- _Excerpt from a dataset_
------------------------------------------------------------
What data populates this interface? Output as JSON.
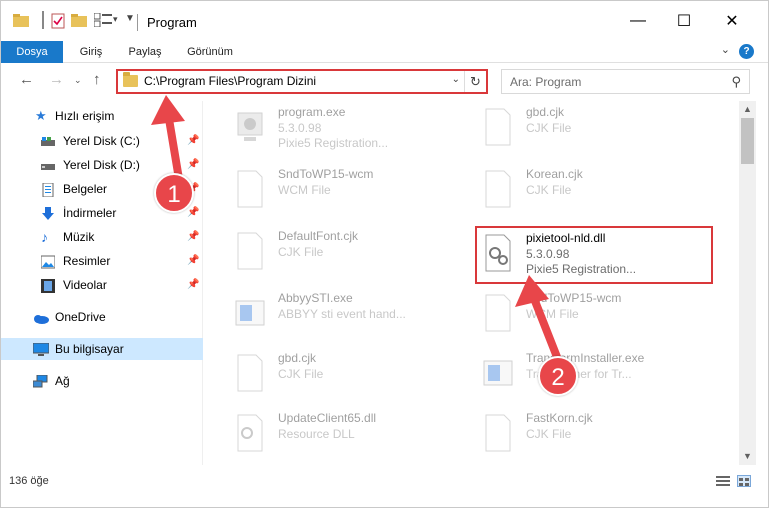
{
  "window": {
    "title": "Program",
    "controls": {
      "minimize": "—",
      "maximize": "☐",
      "close": "✕"
    }
  },
  "ribbon": {
    "tabs": [
      "Dosya",
      "Giriş",
      "Paylaş",
      "Görünüm"
    ]
  },
  "address": {
    "path": "C:\\Program Files\\Program Dizini",
    "search_placeholder": "Ara: Program"
  },
  "sidebar": {
    "quick_access": "Hızlı erişim",
    "items": [
      {
        "label": "Yerel Disk (C:)",
        "icon": "drive-icon",
        "pinned": true
      },
      {
        "label": "Yerel Disk (D:)",
        "icon": "drive-icon",
        "pinned": true
      },
      {
        "label": "Belgeler",
        "icon": "documents-icon",
        "pinned": true
      },
      {
        "label": "İndirmeler",
        "icon": "downloads-icon",
        "pinned": true
      },
      {
        "label": "Müzik",
        "icon": "music-icon",
        "pinned": true
      },
      {
        "label": "Resimler",
        "icon": "pictures-icon",
        "pinned": true
      },
      {
        "label": "Videolar",
        "icon": "videos-icon",
        "pinned": true
      }
    ],
    "onedrive": "OneDrive",
    "this_pc": "Bu bilgisayar",
    "network": "Ağ"
  },
  "files": [
    {
      "name": "program.exe",
      "line1": "5.3.0.98",
      "line2": "Pixie5 Registration...",
      "icon": "exe-icon"
    },
    {
      "name": "gbd.cjk",
      "line1": "CJK File",
      "line2": "",
      "icon": "file-icon"
    },
    {
      "name": "SndToWP15-wcm",
      "line1": "WCM File",
      "line2": "",
      "icon": "file-icon"
    },
    {
      "name": "Korean.cjk",
      "line1": "CJK File",
      "line2": "",
      "icon": "file-icon"
    },
    {
      "name": "DefaultFont.cjk",
      "line1": "CJK File",
      "line2": "",
      "icon": "file-icon"
    },
    {
      "name": "pixietool-nld.dll",
      "line1": "5.3.0.98",
      "line2": "Pixie5 Registration...",
      "icon": "dll-icon"
    },
    {
      "name": "AbbyySTI.exe",
      "line1": "ABBYY sti event hand...",
      "line2": "",
      "icon": "app-icon"
    },
    {
      "name": "SndToWP15-wcm",
      "line1": "WCM File",
      "line2": "",
      "icon": "file-icon"
    },
    {
      "name": "gbd.cjk",
      "line1": "CJK File",
      "line2": "",
      "icon": "file-icon"
    },
    {
      "name": "TransformInstaller.exe",
      "line1": "Transformer for Tr...",
      "line2": "",
      "icon": "app-icon"
    },
    {
      "name": "UpdateClient65.dll",
      "line1": "Resource DLL",
      "line2": "",
      "icon": "dll-icon"
    },
    {
      "name": "FastKorn.cjk",
      "line1": "CJK File",
      "line2": "",
      "icon": "file-icon"
    }
  ],
  "status": {
    "count": "136 öğe"
  },
  "callouts": [
    "1",
    "2"
  ],
  "colors": {
    "accent": "#1979ca",
    "highlight": "#d9383a",
    "callout": "#e8464a",
    "selection": "#cde8ff"
  }
}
------------------------------------------------------------
- _Goal_
Each entry must be retyped word for word, with every image omitted.

- _Task answer_
What data populates this interface? Output as JSON.
{
  "window": {
    "title": "Program",
    "controls": {
      "minimize": "—",
      "maximize": "☐",
      "close": "✕"
    }
  },
  "ribbon": {
    "tabs": [
      "Dosya",
      "Giriş",
      "Paylaş",
      "Görünüm"
    ]
  },
  "address": {
    "path": "C:\\Program Files\\Program Dizini",
    "search_placeholder": "Ara: Program"
  },
  "sidebar": {
    "quick_access": "Hızlı erişim",
    "items": [
      {
        "label": "Yerel Disk (C:)",
        "icon": "drive-icon",
        "pinned": true
      },
      {
        "label": "Yerel Disk (D:)",
        "icon": "drive-icon",
        "pinned": true
      },
      {
        "label": "Belgeler",
        "icon": "documents-icon",
        "pinned": true
      },
      {
        "label": "İndirmeler",
        "icon": "downloads-icon",
        "pinned": true
      },
      {
        "label": "Müzik",
        "icon": "music-icon",
        "pinned": true
      },
      {
        "label": "Resimler",
        "icon": "pictures-icon",
        "pinned": true
      },
      {
        "label": "Videolar",
        "icon": "videos-icon",
        "pinned": true
      }
    ],
    "onedrive": "OneDrive",
    "this_pc": "Bu bilgisayar",
    "network": "Ağ"
  },
  "files": [
    {
      "name": "program.exe",
      "line1": "5.3.0.98",
      "line2": "Pixie5 Registration...",
      "icon": "exe-icon"
    },
    {
      "name": "gbd.cjk",
      "line1": "CJK File",
      "line2": "",
      "icon": "file-icon"
    },
    {
      "name": "SndToWP15-wcm",
      "line1": "WCM File",
      "line2": "",
      "icon": "file-icon"
    },
    {
      "name": "Korean.cjk",
      "line1": "CJK File",
      "line2": "",
      "icon": "file-icon"
    },
    {
      "name": "DefaultFont.cjk",
      "line1": "CJK File",
      "line2": "",
      "icon": "file-icon"
    },
    {
      "name": "pixietool-nld.dll",
      "line1": "5.3.0.98",
      "line2": "Pixie5 Registration...",
      "icon": "dll-icon"
    },
    {
      "name": "AbbyySTI.exe",
      "line1": "ABBYY sti event hand...",
      "line2": "",
      "icon": "app-icon"
    },
    {
      "name": "SndToWP15-wcm",
      "line1": "WCM File",
      "line2": "",
      "icon": "file-icon"
    },
    {
      "name": "gbd.cjk",
      "line1": "CJK File",
      "line2": "",
      "icon": "file-icon"
    },
    {
      "name": "TransformInstaller.exe",
      "line1": "Transformer for Tr...",
      "line2": "",
      "icon": "app-icon"
    },
    {
      "name": "UpdateClient65.dll",
      "line1": "Resource DLL",
      "line2": "",
      "icon": "dll-icon"
    },
    {
      "name": "FastKorn.cjk",
      "line1": "CJK File",
      "line2": "",
      "icon": "file-icon"
    }
  ],
  "status": {
    "count": "136 öğe"
  },
  "callouts": [
    "1",
    "2"
  ],
  "colors": {
    "accent": "#1979ca",
    "highlight": "#d9383a",
    "callout": "#e8464a",
    "selection": "#cde8ff"
  }
}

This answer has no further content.